BEGIN AVAILABLE DATA

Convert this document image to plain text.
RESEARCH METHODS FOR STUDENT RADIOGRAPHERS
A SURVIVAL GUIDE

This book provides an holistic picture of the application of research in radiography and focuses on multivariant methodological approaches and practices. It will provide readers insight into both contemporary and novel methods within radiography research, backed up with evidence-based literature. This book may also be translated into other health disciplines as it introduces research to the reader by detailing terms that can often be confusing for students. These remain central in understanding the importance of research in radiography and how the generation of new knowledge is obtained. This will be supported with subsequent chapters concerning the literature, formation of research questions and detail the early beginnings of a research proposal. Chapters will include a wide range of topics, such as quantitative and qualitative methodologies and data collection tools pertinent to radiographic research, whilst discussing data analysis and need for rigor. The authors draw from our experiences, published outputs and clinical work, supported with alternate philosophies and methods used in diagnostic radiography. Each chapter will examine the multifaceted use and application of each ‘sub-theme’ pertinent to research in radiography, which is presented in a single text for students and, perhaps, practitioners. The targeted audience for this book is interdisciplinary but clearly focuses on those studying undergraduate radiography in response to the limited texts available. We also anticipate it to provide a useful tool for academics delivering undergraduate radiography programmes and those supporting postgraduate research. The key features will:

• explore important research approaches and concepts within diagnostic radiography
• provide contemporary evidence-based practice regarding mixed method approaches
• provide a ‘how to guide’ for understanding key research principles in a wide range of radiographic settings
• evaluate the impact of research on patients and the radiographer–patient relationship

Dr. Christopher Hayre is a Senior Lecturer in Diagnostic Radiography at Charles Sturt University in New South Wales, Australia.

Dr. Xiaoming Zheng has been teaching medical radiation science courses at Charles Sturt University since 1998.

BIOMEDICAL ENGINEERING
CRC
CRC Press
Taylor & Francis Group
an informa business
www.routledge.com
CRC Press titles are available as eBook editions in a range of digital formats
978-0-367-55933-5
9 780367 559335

END AVAILABLE DATA

Reproduce each line of the material containing the word "Sturt".

§ SOLUTION
Dr. Christopher Hayre is a Senior Lecturer in Diagnostic Radiography at Charles Sturt University in New South Wales, Australia.
Dr. Xiaoming Zheng has been teaching medical radiation science courses at Charles Sturt University since 1998.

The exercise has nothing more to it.